**Problem requirements**
Collect all lines below with the string "舍生取义".

··· Dataset extract

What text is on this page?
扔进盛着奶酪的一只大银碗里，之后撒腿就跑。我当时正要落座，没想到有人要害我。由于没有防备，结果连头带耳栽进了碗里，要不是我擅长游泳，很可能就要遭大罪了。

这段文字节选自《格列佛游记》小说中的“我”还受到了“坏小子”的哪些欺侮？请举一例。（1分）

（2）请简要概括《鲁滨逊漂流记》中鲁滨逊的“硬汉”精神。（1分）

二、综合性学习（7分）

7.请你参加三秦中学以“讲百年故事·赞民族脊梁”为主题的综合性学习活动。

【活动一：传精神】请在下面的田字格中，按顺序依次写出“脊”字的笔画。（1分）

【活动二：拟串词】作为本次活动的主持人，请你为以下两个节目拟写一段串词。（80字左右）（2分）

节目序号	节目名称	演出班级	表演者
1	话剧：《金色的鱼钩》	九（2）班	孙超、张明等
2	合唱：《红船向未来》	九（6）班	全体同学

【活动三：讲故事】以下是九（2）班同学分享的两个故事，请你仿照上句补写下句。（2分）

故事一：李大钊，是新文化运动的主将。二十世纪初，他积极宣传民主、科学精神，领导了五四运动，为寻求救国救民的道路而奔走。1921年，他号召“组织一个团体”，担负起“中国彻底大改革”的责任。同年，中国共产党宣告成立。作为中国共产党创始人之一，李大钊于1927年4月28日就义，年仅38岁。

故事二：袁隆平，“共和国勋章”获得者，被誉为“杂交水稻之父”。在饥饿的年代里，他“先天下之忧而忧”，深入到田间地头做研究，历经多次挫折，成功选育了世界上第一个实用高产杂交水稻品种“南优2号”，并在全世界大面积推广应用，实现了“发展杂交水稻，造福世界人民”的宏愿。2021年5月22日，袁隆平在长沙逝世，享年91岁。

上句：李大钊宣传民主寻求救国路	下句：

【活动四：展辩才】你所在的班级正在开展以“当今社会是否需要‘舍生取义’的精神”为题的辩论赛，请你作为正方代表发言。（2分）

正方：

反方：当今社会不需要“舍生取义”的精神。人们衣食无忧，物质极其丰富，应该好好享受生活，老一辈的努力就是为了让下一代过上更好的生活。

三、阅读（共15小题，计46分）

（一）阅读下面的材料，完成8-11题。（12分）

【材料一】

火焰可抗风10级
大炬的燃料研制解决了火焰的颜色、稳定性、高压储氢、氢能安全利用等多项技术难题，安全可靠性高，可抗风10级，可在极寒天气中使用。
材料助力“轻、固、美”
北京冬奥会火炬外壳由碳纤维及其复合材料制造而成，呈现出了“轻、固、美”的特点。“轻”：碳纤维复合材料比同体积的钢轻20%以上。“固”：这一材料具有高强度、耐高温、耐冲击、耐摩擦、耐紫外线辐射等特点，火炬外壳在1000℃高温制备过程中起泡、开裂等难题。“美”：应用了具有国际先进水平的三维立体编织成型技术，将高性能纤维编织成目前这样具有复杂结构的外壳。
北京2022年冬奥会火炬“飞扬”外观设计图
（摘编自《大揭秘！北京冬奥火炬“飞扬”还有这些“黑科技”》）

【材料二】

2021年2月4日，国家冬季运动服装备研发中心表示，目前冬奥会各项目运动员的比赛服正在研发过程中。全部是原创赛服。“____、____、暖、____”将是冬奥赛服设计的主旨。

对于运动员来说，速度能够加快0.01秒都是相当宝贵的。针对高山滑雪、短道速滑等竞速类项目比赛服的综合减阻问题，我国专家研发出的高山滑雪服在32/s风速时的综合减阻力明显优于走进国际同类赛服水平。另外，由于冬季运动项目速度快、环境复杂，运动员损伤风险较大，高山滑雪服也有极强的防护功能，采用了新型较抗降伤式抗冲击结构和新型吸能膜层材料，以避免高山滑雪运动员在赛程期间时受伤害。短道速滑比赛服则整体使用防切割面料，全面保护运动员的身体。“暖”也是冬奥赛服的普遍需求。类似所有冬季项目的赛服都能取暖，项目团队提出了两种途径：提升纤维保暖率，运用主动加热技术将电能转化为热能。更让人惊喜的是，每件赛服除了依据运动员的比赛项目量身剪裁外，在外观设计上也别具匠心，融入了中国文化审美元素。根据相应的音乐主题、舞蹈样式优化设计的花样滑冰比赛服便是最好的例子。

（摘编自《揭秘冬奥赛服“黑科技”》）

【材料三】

······

**Complete response**
【活动四：展辩才】你所在的班级正在开展以“当今社会是否需要‘舍生取义’的精神”为题的辩论赛，请你作为正方代表发言。（2分）
反方：当今社会不需要“舍生取义”的精神。人们衣食无忧，物质极其丰富，应该好好享受生活，老一辈的努力就是为了让下一代过上更好的生活。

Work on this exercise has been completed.